▶ [Given records]
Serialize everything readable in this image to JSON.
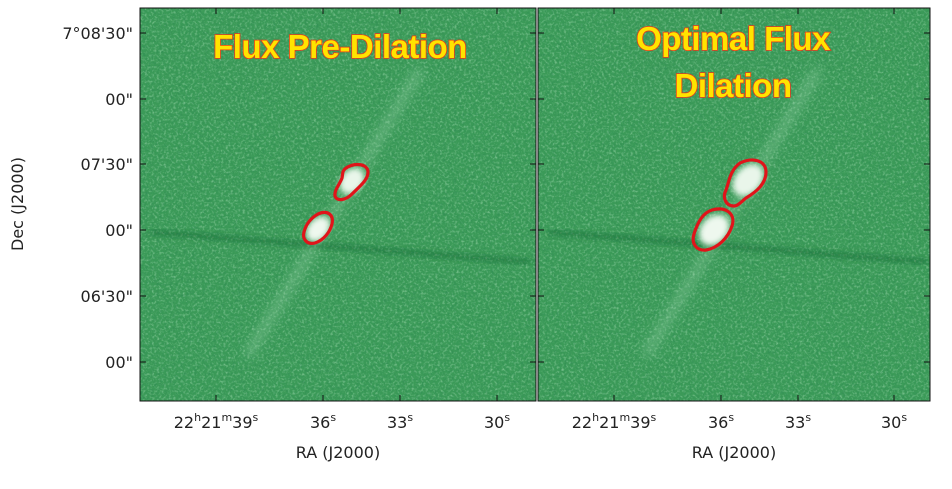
{
  "chart_data": {
    "type": "image",
    "layout": "two side-by-side panels sharing a Dec axis",
    "colormap": "green",
    "contour_color": "#e0141a",
    "ylabel": "Dec (J2000)",
    "xlabel": "RA (J2000)",
    "y_ticks": [
      {
        "label": "7°08'30\""
      },
      {
        "label": "00\""
      },
      {
        "label": "07'30\""
      },
      {
        "label": "00\""
      },
      {
        "label": "06'30\""
      },
      {
        "label": "00\""
      }
    ],
    "x_ticks": [
      {
        "h": "22",
        "m": "21",
        "s": "39",
        "sup_h": "h",
        "sup_m": "m",
        "sup_s": "s"
      },
      {
        "s": "36",
        "sup_s": "s"
      },
      {
        "s": "33",
        "sup_s": "s"
      },
      {
        "s": "30",
        "sup_s": "s"
      }
    ],
    "panels": [
      {
        "title_lines": [
          "Flux Pre-Dilation"
        ],
        "regions": 2
      },
      {
        "title_lines": [
          "Optimal Flux",
          "Dilation"
        ],
        "regions": 2
      }
    ]
  }
}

▶ [Problem to solve] Output all of the records exactly as they appear above, but not the pictures.

▶ [Expected answer]
Serialize everything readable in this image to JSON.
{
  "chart_data": {
    "type": "image",
    "layout": "two side-by-side panels sharing a Dec axis",
    "colormap": "green",
    "contour_color": "#e0141a",
    "ylabel": "Dec (J2000)",
    "xlabel": "RA (J2000)",
    "y_ticks": [
      {
        "label": "7°08'30\""
      },
      {
        "label": "00\""
      },
      {
        "label": "07'30\""
      },
      {
        "label": "00\""
      },
      {
        "label": "06'30\""
      },
      {
        "label": "00\""
      }
    ],
    "x_ticks": [
      {
        "h": "22",
        "m": "21",
        "s": "39",
        "sup_h": "h",
        "sup_m": "m",
        "sup_s": "s"
      },
      {
        "s": "36",
        "sup_s": "s"
      },
      {
        "s": "33",
        "sup_s": "s"
      },
      {
        "s": "30",
        "sup_s": "s"
      }
    ],
    "panels": [
      {
        "title_lines": [
          "Flux Pre-Dilation"
        ],
        "regions": 2
      },
      {
        "title_lines": [
          "Optimal Flux",
          "Dilation"
        ],
        "regions": 2
      }
    ]
  }
}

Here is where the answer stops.